— Start Material to process —

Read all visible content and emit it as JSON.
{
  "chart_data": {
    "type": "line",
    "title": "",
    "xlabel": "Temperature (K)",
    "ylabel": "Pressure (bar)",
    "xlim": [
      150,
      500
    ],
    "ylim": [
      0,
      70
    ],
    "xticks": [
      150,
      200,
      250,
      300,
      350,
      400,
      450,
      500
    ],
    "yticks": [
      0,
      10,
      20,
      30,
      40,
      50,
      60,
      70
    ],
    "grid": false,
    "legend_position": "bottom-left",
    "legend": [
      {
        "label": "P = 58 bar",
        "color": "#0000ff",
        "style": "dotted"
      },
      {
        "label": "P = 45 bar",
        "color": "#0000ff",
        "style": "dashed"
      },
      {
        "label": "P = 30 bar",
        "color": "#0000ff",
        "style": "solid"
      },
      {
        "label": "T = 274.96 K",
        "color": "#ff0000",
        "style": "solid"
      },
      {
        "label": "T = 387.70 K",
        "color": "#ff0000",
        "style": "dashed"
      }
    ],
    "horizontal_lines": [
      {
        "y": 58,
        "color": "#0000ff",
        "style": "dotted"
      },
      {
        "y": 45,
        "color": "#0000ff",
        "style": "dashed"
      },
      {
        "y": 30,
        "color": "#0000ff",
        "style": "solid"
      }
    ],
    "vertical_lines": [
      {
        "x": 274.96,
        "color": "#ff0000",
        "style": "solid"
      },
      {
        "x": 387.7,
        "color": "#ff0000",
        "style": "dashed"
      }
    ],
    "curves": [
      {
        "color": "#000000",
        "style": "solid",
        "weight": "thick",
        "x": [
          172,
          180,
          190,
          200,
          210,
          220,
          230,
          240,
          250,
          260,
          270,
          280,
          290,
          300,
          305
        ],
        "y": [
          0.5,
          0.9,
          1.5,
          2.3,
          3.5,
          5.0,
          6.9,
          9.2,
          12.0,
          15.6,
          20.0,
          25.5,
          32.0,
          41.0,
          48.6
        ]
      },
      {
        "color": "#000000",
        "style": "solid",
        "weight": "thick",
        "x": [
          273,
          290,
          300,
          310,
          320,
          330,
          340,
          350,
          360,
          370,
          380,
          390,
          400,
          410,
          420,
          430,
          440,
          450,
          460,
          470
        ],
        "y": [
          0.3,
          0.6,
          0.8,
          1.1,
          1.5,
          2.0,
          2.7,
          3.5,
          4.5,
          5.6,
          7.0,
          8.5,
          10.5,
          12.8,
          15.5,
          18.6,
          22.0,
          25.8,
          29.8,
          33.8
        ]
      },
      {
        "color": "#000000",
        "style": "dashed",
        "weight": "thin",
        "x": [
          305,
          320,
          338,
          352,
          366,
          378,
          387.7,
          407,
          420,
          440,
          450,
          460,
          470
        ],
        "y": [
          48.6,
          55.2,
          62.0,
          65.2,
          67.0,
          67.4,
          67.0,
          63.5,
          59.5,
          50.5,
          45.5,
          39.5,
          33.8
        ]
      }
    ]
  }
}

— End Material to process —

### What needs to be done
Reproduce the entries above in full, verbatim.

### Solution to the exercise
Read all visible content and emit it as JSON.
{
  "chart_data": {
    "type": "line",
    "title": "",
    "xlabel": "Temperature (K)",
    "ylabel": "Pressure (bar)",
    "xlim": [
      150,
      500
    ],
    "ylim": [
      0,
      70
    ],
    "xticks": [
      150,
      200,
      250,
      300,
      350,
      400,
      450,
      500
    ],
    "yticks": [
      0,
      10,
      20,
      30,
      40,
      50,
      60,
      70
    ],
    "grid": false,
    "legend_position": "bottom-left",
    "legend": [
      {
        "label": "P = 58 bar",
        "color": "#0000ff",
        "style": "dotted"
      },
      {
        "label": "P = 45 bar",
        "color": "#0000ff",
        "style": "dashed"
      },
      {
        "label": "P = 30 bar",
        "color": "#0000ff",
        "style": "solid"
      },
      {
        "label": "T = 274.96 K",
        "color": "#ff0000",
        "style": "solid"
      },
      {
        "label": "T = 387.70 K",
        "color": "#ff0000",
        "style": "dashed"
      }
    ],
    "horizontal_lines": [
      {
        "y": 58,
        "color": "#0000ff",
        "style": "dotted"
      },
      {
        "y": 45,
        "color": "#0000ff",
        "style": "dashed"
      },
      {
        "y": 30,
        "color": "#0000ff",
        "style": "solid"
      }
    ],
    "vertical_lines": [
      {
        "x": 274.96,
        "color": "#ff0000",
        "style": "solid"
      },
      {
        "x": 387.7,
        "color": "#ff0000",
        "style": "dashed"
      }
    ],
    "curves": [
      {
        "color": "#000000",
        "style": "solid",
        "weight": "thick",
        "x": [
          172,
          180,
          190,
          200,
          210,
          220,
          230,
          240,
          250,
          260,
          270,
          280,
          290,
          300,
          305
        ],
        "y": [
          0.5,
          0.9,
          1.5,
          2.3,
          3.5,
          5.0,
          6.9,
          9.2,
          12.0,
          15.6,
          20.0,
          25.5,
          32.0,
          41.0,
          48.6
        ]
      },
      {
        "color": "#000000",
        "style": "solid",
        "weight": "thick",
        "x": [
          273,
          290,
          300,
          310,
          320,
          330,
          340,
          350,
          360,
          370,
          380,
          390,
          400,
          410,
          420,
          430,
          440,
          450,
          460,
          470
        ],
        "y": [
          0.3,
          0.6,
          0.8,
          1.1,
          1.5,
          2.0,
          2.7,
          3.5,
          4.5,
          5.6,
          7.0,
          8.5,
          10.5,
          12.8,
          15.5,
          18.6,
          22.0,
          25.8,
          29.8,
          33.8
        ]
      },
      {
        "color": "#000000",
        "style": "dashed",
        "weight": "thin",
        "x": [
          305,
          320,
          338,
          352,
          366,
          378,
          387.7,
          407,
          420,
          440,
          450,
          460,
          470
        ],
        "y": [
          48.6,
          55.2,
          62.0,
          65.2,
          67.0,
          67.4,
          67.0,
          63.5,
          59.5,
          50.5,
          45.5,
          39.5,
          33.8
        ]
      }
    ]
  }
}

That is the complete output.